DO THIS> Scan the data below and pick out the lines containing the word "name".

EXTRACTED MATERIAL>
- - - -
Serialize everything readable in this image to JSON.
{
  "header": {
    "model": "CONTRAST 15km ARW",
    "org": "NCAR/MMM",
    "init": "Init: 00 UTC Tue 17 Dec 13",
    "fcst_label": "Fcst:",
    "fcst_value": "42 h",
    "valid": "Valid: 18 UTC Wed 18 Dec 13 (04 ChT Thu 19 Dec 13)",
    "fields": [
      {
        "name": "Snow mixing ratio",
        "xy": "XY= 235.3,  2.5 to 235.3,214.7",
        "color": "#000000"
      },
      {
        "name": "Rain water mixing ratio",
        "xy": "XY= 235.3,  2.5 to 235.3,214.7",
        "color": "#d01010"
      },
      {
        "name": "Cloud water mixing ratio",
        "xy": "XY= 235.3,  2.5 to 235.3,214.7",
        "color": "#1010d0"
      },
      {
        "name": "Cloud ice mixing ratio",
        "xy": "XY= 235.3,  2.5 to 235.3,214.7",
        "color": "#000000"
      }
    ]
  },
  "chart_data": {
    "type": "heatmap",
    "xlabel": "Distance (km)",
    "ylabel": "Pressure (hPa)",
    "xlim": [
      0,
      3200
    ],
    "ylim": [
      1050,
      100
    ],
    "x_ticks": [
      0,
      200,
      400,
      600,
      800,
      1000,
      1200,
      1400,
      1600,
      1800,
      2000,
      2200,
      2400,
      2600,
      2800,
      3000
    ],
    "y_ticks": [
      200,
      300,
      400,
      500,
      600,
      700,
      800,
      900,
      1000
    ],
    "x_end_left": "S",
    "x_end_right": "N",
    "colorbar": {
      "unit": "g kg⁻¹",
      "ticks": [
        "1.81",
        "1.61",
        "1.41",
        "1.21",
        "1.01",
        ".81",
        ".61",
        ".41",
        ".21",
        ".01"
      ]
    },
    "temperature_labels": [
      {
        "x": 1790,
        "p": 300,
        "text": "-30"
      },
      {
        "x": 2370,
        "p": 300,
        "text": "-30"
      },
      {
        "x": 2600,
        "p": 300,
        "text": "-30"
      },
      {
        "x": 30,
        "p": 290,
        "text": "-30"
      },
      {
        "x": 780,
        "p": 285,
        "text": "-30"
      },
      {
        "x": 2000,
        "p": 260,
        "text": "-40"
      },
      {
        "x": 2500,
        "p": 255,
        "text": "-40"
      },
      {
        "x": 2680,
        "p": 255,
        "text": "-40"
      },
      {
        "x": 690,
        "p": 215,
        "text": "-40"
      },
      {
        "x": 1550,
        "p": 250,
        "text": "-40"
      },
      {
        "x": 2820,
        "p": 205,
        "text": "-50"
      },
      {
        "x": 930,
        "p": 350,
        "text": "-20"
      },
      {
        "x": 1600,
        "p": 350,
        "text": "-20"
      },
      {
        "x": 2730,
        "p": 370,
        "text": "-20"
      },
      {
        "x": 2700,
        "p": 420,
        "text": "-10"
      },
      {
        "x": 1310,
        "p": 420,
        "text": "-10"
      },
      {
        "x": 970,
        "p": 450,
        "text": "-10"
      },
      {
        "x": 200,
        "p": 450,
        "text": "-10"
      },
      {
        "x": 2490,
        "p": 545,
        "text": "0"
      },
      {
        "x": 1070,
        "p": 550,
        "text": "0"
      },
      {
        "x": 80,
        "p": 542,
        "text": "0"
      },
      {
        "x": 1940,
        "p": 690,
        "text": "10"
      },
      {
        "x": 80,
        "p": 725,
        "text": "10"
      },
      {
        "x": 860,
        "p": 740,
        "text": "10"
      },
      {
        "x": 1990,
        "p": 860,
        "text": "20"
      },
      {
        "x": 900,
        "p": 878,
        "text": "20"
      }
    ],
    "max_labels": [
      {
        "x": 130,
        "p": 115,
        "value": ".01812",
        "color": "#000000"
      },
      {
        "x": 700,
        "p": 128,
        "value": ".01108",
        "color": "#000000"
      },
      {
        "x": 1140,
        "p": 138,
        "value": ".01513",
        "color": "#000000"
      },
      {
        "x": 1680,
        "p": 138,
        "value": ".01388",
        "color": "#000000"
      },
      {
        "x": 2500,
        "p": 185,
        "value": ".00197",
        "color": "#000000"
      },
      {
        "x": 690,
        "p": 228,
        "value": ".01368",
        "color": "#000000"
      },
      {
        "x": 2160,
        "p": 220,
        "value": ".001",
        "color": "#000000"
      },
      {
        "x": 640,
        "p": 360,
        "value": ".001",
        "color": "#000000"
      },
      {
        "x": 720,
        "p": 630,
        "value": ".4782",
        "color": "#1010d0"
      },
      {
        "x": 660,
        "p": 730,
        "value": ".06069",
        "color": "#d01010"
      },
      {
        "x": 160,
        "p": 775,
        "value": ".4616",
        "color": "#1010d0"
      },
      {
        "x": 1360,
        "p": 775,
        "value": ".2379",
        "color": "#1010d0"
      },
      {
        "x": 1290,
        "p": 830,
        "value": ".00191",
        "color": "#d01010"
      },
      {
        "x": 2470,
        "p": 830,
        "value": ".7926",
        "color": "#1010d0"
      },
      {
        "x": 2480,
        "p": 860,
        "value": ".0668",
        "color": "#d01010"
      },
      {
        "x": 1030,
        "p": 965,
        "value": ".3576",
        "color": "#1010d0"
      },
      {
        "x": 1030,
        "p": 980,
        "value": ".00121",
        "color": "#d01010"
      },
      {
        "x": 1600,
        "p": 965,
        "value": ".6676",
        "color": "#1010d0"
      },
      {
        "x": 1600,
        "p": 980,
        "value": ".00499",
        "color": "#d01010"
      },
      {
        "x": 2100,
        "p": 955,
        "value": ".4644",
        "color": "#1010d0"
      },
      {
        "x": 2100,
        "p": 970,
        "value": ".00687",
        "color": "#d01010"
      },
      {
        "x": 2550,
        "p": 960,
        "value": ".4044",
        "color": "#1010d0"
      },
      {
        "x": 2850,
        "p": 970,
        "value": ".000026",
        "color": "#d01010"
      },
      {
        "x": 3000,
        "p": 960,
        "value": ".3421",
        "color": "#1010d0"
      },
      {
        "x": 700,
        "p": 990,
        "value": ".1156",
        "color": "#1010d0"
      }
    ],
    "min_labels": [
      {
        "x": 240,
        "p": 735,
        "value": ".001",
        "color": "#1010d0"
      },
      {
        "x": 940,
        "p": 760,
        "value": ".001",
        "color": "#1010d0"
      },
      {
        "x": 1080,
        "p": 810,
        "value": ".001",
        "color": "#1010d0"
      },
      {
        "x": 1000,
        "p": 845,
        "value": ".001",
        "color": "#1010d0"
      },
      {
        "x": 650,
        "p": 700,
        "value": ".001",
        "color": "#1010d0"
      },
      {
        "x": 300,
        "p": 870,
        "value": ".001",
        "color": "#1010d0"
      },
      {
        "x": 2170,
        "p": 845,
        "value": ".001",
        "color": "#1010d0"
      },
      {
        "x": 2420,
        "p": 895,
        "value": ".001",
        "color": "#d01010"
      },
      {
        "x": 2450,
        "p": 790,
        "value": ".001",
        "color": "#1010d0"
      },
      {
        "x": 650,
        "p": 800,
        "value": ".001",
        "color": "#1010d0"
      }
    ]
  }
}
- - - -
FULL ANSWER>
        "name": "Snow mixing ratio",
        "name": "Rain water mixing ratio",
        "name": "Cloud water mixing ratio",
        "name": "Cloud ice mixing ratio",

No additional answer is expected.